Figure content listings
============================================================

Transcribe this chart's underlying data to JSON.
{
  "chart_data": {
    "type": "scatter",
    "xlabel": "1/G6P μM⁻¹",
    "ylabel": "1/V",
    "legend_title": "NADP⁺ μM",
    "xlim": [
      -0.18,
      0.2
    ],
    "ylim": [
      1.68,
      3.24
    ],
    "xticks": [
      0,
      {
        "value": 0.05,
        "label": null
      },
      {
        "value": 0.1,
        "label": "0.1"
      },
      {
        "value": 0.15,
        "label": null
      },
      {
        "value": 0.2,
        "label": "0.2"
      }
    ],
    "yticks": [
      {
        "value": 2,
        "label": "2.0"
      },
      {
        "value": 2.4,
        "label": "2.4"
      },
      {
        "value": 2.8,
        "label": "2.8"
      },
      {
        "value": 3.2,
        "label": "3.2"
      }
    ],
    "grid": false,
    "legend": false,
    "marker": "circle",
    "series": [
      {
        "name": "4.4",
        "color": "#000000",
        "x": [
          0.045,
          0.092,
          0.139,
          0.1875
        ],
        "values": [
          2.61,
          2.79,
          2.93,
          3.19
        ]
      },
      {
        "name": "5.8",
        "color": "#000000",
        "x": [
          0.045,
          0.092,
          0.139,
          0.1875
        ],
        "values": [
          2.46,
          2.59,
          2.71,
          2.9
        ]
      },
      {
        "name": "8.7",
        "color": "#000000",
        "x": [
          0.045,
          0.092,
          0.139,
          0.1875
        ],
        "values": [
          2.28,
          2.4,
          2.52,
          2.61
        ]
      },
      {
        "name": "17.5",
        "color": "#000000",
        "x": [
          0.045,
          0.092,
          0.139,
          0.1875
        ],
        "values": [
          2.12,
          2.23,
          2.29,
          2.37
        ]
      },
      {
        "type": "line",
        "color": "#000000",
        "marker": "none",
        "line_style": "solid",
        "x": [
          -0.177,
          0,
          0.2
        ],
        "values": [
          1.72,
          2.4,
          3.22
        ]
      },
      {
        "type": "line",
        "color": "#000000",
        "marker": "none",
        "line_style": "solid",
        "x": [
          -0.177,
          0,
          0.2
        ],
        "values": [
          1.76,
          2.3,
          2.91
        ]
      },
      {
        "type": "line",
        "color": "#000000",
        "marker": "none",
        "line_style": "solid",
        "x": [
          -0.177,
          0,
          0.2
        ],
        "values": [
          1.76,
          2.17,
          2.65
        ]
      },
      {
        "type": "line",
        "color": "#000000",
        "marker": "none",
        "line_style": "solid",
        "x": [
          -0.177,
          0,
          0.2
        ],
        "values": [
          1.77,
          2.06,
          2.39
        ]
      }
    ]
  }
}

============================================================

- [Objective]:
Please restate the records in full, word for word.

- [Exercise solution]:
Transcribe this chart's underlying data to JSON.
{
  "chart_data": {
    "type": "scatter",
    "xlabel": "1/G6P μM⁻¹",
    "ylabel": "1/V",
    "legend_title": "NADP⁺ μM",
    "xlim": [
      -0.18,
      0.2
    ],
    "ylim": [
      1.68,
      3.24
    ],
    "xticks": [
      0,
      {
        "value": 0.05,
        "label": null
      },
      {
        "value": 0.1,
        "label": "0.1"
      },
      {
        "value": 0.15,
        "label": null
      },
      {
        "value": 0.2,
        "label": "0.2"
      }
    ],
    "yticks": [
      {
        "value": 2,
        "label": "2.0"
      },
      {
        "value": 2.4,
        "label": "2.4"
      },
      {
        "value": 2.8,
        "label": "2.8"
      },
      {
        "value": 3.2,
        "label": "3.2"
      }
    ],
    "grid": false,
    "legend": false,
    "marker": "circle",
    "series": [
      {
        "name": "4.4",
        "color": "#000000",
        "x": [
          0.045,
          0.092,
          0.139,
          0.1875
        ],
        "values": [
          2.61,
          2.79,
          2.93,
          3.19
        ]
      },
      {
        "name": "5.8",
        "color": "#000000",
        "x": [
          0.045,
          0.092,
          0.139,
          0.1875
        ],
        "values": [
          2.46,
          2.59,
          2.71,
          2.9
        ]
      },
      {
        "name": "8.7",
        "color": "#000000",
        "x": [
          0.045,
          0.092,
          0.139,
          0.1875
        ],
        "values": [
          2.28,
          2.4,
          2.52,
          2.61
        ]
      },
      {
        "name": "17.5",
        "color": "#000000",
        "x": [
          0.045,
          0.092,
          0.139,
          0.1875
        ],
        "values": [
          2.12,
          2.23,
          2.29,
          2.37
        ]
      },
      {
        "type": "line",
        "color": "#000000",
        "marker": "none",
        "line_style": "solid",
        "x": [
          -0.177,
          0,
          0.2
        ],
        "values": [
          1.72,
          2.4,
          3.22
        ]
      },
      {
        "type": "line",
        "color": "#000000",
        "marker": "none",
        "line_style": "solid",
        "x": [
          -0.177,
          0,
          0.2
        ],
        "values": [
          1.76,
          2.3,
          2.91
        ]
      },
      {
        "type": "line",
        "color": "#000000",
        "marker": "none",
        "line_style": "solid",
        "x": [
          -0.177,
          0,
          0.2
        ],
        "values": [
          1.76,
          2.17,
          2.65
        ]
      },
      {
        "type": "line",
        "color": "#000000",
        "marker": "none",
        "line_style": "solid",
        "x": [
          -0.177,
          0,
          0.2
        ],
        "values": [
          1.77,
          2.06,
          2.39
        ]
      }
    ]
  }
}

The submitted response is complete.